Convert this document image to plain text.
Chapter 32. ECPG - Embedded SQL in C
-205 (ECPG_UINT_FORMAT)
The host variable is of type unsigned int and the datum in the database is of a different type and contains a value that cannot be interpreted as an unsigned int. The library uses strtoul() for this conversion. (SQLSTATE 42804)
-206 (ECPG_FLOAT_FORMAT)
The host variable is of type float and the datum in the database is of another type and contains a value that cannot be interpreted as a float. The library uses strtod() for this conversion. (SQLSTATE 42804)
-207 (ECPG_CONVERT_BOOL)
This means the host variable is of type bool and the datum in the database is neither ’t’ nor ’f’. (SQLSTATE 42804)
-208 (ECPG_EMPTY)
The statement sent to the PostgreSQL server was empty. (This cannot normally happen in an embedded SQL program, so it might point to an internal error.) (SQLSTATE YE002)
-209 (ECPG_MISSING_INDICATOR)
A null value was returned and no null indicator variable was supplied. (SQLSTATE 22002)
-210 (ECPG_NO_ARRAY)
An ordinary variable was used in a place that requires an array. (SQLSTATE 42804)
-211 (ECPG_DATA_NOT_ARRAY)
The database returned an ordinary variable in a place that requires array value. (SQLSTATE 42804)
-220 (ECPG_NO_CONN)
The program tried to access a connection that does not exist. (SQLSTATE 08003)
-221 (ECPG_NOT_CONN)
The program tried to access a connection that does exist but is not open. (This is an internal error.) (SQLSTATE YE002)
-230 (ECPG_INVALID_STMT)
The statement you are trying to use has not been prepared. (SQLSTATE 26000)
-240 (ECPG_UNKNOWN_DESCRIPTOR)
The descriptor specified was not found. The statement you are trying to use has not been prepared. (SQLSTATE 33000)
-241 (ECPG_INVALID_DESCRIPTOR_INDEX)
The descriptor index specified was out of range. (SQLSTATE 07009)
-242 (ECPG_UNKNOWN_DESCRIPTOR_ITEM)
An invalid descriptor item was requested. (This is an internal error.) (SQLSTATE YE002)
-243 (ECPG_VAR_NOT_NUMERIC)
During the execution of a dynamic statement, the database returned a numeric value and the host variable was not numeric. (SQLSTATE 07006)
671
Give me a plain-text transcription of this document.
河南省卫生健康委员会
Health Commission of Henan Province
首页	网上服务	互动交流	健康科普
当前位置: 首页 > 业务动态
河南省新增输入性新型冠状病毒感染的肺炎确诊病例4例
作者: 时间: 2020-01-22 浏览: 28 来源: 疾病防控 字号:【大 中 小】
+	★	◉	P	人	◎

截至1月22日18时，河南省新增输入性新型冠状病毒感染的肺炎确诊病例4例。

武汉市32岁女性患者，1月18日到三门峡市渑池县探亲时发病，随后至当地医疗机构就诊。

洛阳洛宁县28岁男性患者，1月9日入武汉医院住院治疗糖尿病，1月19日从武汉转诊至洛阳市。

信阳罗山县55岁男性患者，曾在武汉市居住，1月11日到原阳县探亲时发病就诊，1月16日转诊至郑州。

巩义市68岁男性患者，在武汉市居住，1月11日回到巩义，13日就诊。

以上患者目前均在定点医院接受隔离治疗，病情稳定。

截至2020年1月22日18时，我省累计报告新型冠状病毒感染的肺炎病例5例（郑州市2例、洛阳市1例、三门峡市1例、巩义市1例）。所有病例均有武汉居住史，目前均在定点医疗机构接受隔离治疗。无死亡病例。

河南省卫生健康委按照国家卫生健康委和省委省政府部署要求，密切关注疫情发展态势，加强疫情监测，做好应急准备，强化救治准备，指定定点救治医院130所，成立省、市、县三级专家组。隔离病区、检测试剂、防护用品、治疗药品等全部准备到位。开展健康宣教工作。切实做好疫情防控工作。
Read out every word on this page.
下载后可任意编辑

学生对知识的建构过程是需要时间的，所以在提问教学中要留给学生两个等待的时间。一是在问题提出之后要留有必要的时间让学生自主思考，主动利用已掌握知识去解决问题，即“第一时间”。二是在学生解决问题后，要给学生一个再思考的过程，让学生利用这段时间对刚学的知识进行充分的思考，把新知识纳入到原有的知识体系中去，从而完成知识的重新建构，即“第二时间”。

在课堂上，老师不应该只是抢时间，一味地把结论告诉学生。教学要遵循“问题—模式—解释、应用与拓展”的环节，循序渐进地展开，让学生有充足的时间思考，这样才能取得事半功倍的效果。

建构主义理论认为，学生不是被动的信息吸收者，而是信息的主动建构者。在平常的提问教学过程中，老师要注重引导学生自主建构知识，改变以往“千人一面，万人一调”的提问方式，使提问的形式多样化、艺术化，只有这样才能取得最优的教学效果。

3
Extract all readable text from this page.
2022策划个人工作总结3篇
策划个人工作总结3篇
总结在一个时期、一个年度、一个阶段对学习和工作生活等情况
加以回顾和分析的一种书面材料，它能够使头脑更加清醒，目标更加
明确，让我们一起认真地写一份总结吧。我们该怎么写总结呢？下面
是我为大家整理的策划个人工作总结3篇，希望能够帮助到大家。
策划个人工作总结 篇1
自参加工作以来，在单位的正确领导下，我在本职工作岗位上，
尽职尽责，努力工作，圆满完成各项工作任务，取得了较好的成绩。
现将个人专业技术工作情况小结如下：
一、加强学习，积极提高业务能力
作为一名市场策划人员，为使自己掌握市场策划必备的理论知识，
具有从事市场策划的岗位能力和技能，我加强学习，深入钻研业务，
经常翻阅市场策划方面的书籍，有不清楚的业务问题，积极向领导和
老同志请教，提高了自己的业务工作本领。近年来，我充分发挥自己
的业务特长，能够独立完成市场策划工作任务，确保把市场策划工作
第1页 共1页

------------------------------

| STATED EXERCISE |
Send back all of the entries exactly, with nothing missing.

| RESULT FOR THIS EXERCISE |
Convert this document image to plain text.
Chapter 32. ECPG - Embedded SQL in C
-205 (ECPG_UINT_FORMAT)
The host variable is of type unsigned int and the datum in the database is of a different type and contains a value that cannot be interpreted as an unsigned int. The library uses strtoul() for this conversion. (SQLSTATE 42804)
-206 (ECPG_FLOAT_FORMAT)
The host variable is of type float and the datum in the database is of another type and contains a value that cannot be interpreted as a float. The library uses strtod() for this conversion. (SQLSTATE 42804)
-207 (ECPG_CONVERT_BOOL)
This means the host variable is of type bool and the datum in the database is neither ’t’ nor ’f’. (SQLSTATE 42804)
-208 (ECPG_EMPTY)
The statement sent to the PostgreSQL server was empty. (This cannot normally happen in an embedded SQL program, so it might point to an internal error.) (SQLSTATE YE002)
-209 (ECPG_MISSING_INDICATOR)
A null value was returned and no null indicator variable was supplied. (SQLSTATE 22002)
-210 (ECPG_NO_ARRAY)
An ordinary variable was used in a place that requires an array. (SQLSTATE 42804)
-211 (ECPG_DATA_NOT_ARRAY)
The database returned an ordinary variable in a place that requires array value. (SQLSTATE 42804)
-220 (ECPG_NO_CONN)
The program tried to access a connection that does not exist. (SQLSTATE 08003)
-221 (ECPG_NOT_CONN)
The program tried to access a connection that does exist but is not open. (This is an internal error.) (SQLSTATE YE002)
-230 (ECPG_INVALID_STMT)
The statement you are trying to use has not been prepared. (SQLSTATE 26000)
-240 (ECPG_UNKNOWN_DESCRIPTOR)
The descriptor specified was not found. The statement you are trying to use has not been prepared. (SQLSTATE 33000)
-241 (ECPG_INVALID_DESCRIPTOR_INDEX)
The descriptor index specified was out of range. (SQLSTATE 07009)
-242 (ECPG_UNKNOWN_DESCRIPTOR_ITEM)
An invalid descriptor item was requested. (This is an internal error.) (SQLSTATE YE002)
-243 (ECPG_VAR_NOT_NUMERIC)
During the execution of a dynamic statement, the database returned a numeric value and the host variable was not numeric. (SQLSTATE 07006)
671
Give me a plain-text transcription of this document.
河南省卫生健康委员会
Health Commission of Henan Province
首页	网上服务	互动交流	健康科普
当前位置: 首页 > 业务动态
河南省新增输入性新型冠状病毒感染的肺炎确诊病例4例
作者: 时间: 2020-01-22 浏览: 28 来源: 疾病防控 字号:【大 中 小】
+	★	◉	P	人	◎

截至1月22日18时，河南省新增输入性新型冠状病毒感染的肺炎确诊病例4例。

武汉市32岁女性患者，1月18日到三门峡市渑池县探亲时发病，随后至当地医疗机构就诊。

洛阳洛宁县28岁男性患者，1月9日入武汉医院住院治疗糖尿病，1月19日从武汉转诊至洛阳市。

信阳罗山县55岁男性患者，曾在武汉市居住，1月11日到原阳县探亲时发病就诊，1月16日转诊至郑州。

巩义市68岁男性患者，在武汉市居住，1月11日回到巩义，13日就诊。

以上患者目前均在定点医院接受隔离治疗，病情稳定。

截至2020年1月22日18时，我省累计报告新型冠状病毒感染的肺炎病例5例（郑州市2例、洛阳市1例、三门峡市1例、巩义市1例）。所有病例均有武汉居住史，目前均在定点医疗机构接受隔离治疗。无死亡病例。

河南省卫生健康委按照国家卫生健康委和省委省政府部署要求，密切关注疫情发展态势，加强疫情监测，做好应急准备，强化救治准备，指定定点救治医院130所，成立省、市、县三级专家组。隔离病区、检测试剂、防护用品、治疗药品等全部准备到位。开展健康宣教工作。切实做好疫情防控工作。
Read out every word on this page.
下载后可任意编辑

学生对知识的建构过程是需要时间的，所以在提问教学中要留给学生两个等待的时间。一是在问题提出之后要留有必要的时间让学生自主思考，主动利用已掌握知识去解决问题，即“第一时间”。二是在学生解决问题后，要给学生一个再思考的过程，让学生利用这段时间对刚学的知识进行充分的思考，把新知识纳入到原有的知识体系中去，从而完成知识的重新建构，即“第二时间”。

在课堂上，老师不应该只是抢时间，一味地把结论告诉学生。教学要遵循“问题—模式—解释、应用与拓展”的环节，循序渐进地展开，让学生有充足的时间思考，这样才能取得事半功倍的效果。

建构主义理论认为，学生不是被动的信息吸收者，而是信息的主动建构者。在平常的提问教学过程中，老师要注重引导学生自主建构知识，改变以往“千人一面，万人一调”的提问方式，使提问的形式多样化、艺术化，只有这样才能取得最优的教学效果。

3
Extract all readable text from this page.
2022策划个人工作总结3篇
策划个人工作总结3篇
总结在一个时期、一个年度、一个阶段对学习和工作生活等情况
加以回顾和分析的一种书面材料，它能够使头脑更加清醒，目标更加
明确，让我们一起认真地写一份总结吧。我们该怎么写总结呢？下面
是我为大家整理的策划个人工作总结3篇，希望能够帮助到大家。
策划个人工作总结 篇1
自参加工作以来，在单位的正确领导下，我在本职工作岗位上，
尽职尽责，努力工作，圆满完成各项工作任务，取得了较好的成绩。
现将个人专业技术工作情况小结如下：
一、加强学习，积极提高业务能力
作为一名市场策划人员，为使自己掌握市场策划必备的理论知识，
具有从事市场策划的岗位能力和技能，我加强学习，深入钻研业务，
经常翻阅市场策划方面的书籍，有不清楚的业务问题，积极向领导和
老同志请教，提高了自己的业务工作本领。近年来，我充分发挥自己
的业务特长，能够独立完成市场策划工作任务，确保把市场策划工作
第1页 共1页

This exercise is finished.